(Given task):
Keep only the lines of the items below that contain the string "tradingview". Treat uppercase and lowercase letters as different.

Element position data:

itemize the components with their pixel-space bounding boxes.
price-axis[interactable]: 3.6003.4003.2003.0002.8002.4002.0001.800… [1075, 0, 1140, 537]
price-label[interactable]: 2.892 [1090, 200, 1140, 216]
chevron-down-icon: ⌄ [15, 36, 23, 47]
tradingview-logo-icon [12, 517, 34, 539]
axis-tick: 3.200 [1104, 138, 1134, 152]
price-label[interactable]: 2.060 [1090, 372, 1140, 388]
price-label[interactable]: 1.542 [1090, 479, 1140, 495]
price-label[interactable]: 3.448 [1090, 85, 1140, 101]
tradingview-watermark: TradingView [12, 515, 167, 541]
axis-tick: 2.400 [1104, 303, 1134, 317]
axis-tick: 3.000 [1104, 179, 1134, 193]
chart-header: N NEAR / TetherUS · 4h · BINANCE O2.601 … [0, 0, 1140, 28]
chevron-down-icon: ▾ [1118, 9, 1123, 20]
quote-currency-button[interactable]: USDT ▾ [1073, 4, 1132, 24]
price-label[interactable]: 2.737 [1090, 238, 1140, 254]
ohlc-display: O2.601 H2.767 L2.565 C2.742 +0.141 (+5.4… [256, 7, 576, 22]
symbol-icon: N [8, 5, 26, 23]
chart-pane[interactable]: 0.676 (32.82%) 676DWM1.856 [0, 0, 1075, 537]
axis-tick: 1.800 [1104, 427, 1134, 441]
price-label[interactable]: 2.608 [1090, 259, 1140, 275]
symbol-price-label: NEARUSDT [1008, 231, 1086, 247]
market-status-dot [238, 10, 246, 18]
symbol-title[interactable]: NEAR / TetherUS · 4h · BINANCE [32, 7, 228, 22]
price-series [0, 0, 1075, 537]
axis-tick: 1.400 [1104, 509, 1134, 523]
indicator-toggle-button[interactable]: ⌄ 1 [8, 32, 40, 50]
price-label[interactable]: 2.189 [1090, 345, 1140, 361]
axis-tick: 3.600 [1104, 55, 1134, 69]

(Result for this task):
tradingview-logo-icon [12, 517, 34, 539]
tradingview-watermark: TradingView [12, 515, 167, 541]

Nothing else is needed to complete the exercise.